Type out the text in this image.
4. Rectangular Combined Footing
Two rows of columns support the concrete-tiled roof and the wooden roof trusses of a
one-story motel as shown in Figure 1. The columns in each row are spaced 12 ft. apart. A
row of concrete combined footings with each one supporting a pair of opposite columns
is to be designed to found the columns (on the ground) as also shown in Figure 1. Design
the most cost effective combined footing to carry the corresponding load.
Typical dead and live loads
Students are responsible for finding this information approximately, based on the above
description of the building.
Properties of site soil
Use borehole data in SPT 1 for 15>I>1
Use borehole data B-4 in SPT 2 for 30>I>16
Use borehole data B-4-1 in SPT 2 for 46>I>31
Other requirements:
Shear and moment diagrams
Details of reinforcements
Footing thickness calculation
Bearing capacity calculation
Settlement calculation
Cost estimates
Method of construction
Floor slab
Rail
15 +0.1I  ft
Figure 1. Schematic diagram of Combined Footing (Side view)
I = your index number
***
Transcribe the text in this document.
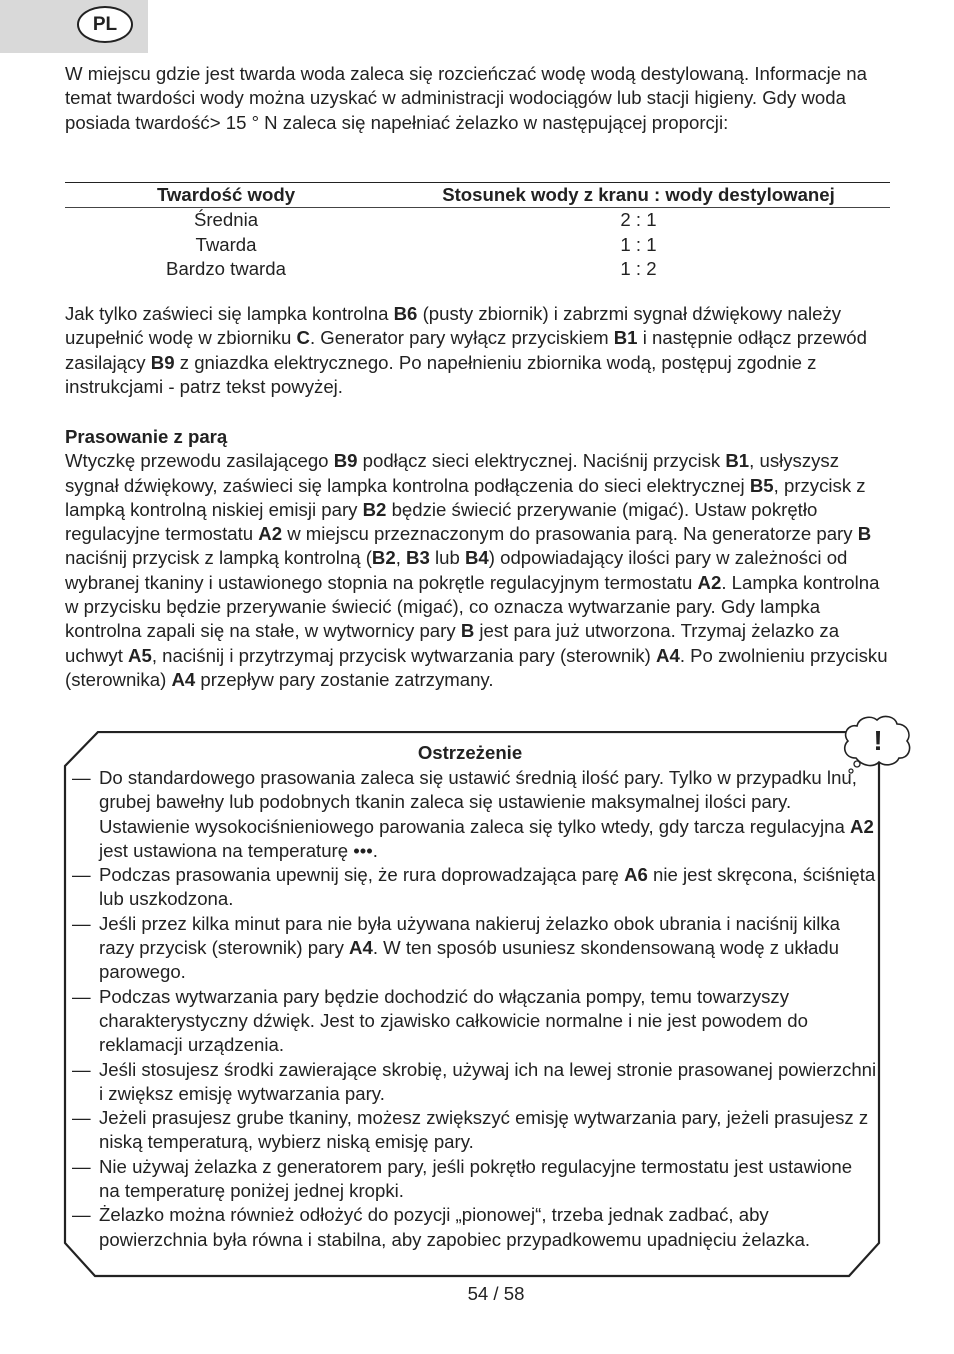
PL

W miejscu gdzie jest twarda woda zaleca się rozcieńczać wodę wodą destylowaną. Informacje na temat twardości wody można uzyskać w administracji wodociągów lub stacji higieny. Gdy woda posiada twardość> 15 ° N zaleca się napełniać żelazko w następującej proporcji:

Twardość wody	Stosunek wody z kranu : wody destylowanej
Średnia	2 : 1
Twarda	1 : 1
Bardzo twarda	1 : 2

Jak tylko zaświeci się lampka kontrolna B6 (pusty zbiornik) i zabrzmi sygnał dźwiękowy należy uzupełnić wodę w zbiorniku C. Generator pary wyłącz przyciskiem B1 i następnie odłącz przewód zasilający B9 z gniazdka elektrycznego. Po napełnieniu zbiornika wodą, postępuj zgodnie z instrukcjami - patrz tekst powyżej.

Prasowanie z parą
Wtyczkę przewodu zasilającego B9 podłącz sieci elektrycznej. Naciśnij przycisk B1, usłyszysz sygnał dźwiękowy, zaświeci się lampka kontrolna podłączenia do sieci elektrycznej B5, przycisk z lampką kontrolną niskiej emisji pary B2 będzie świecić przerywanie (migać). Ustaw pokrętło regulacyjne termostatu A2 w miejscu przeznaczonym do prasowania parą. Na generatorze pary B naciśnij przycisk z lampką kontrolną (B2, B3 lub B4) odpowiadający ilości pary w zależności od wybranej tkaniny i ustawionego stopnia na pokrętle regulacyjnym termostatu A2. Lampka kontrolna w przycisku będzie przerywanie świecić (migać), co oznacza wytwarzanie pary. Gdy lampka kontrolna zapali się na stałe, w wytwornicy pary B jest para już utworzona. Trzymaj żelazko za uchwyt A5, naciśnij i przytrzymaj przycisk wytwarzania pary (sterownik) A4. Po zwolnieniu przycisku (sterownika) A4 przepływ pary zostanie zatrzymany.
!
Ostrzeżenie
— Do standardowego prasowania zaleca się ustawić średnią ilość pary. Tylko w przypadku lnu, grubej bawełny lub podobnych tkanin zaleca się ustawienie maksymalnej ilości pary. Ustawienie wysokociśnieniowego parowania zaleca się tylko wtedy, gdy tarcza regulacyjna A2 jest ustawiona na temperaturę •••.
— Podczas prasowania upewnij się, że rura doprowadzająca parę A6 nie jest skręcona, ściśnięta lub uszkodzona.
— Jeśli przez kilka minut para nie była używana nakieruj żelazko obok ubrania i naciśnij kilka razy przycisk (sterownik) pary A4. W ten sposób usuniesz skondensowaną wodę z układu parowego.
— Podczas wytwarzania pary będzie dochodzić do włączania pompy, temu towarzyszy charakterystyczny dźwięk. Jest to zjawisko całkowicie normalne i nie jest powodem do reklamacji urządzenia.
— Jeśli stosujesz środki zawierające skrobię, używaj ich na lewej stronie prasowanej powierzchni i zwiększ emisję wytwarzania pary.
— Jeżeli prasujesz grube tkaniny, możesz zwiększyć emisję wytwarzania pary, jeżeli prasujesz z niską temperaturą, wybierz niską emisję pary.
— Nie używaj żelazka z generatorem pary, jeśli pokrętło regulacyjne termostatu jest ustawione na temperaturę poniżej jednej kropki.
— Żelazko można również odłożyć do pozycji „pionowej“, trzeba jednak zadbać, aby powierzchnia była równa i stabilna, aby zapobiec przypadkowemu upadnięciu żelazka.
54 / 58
***
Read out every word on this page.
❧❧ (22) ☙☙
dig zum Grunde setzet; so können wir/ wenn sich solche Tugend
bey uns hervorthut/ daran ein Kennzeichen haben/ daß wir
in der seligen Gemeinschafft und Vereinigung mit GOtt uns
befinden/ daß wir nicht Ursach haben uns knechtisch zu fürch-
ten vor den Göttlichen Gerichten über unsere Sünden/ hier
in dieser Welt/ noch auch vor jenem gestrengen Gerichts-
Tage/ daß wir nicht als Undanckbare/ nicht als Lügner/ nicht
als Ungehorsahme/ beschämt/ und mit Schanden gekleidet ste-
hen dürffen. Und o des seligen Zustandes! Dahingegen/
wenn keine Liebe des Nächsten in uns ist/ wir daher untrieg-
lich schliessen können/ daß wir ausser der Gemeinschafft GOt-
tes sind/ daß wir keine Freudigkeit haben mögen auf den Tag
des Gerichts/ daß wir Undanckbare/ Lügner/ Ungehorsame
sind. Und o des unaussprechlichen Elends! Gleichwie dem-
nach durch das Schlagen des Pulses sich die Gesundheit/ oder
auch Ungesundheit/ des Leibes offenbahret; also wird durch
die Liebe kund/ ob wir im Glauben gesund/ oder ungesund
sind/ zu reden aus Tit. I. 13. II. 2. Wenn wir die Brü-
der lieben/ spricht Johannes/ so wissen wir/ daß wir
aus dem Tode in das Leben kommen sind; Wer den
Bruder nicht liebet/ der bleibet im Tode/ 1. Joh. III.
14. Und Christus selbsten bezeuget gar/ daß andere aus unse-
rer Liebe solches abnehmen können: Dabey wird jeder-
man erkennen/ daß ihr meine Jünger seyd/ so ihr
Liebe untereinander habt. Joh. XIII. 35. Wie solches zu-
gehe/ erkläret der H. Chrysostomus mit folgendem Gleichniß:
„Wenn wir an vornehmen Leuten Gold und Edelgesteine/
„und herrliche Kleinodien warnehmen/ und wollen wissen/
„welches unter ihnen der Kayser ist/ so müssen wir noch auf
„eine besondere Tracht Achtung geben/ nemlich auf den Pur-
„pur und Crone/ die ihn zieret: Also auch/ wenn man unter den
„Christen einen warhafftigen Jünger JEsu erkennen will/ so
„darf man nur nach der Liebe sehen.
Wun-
***
▶ **TASK TO CARRY OUT**:
Identify the lines above that contain the word "each", then copy them.

▶ **CORRECT OUTPUT**:
one-story motel as shown in Figure 1. The columns in each row are spaced 12 ft. apart. A
row of concrete combined footings with each one supporting a pair of opposite columns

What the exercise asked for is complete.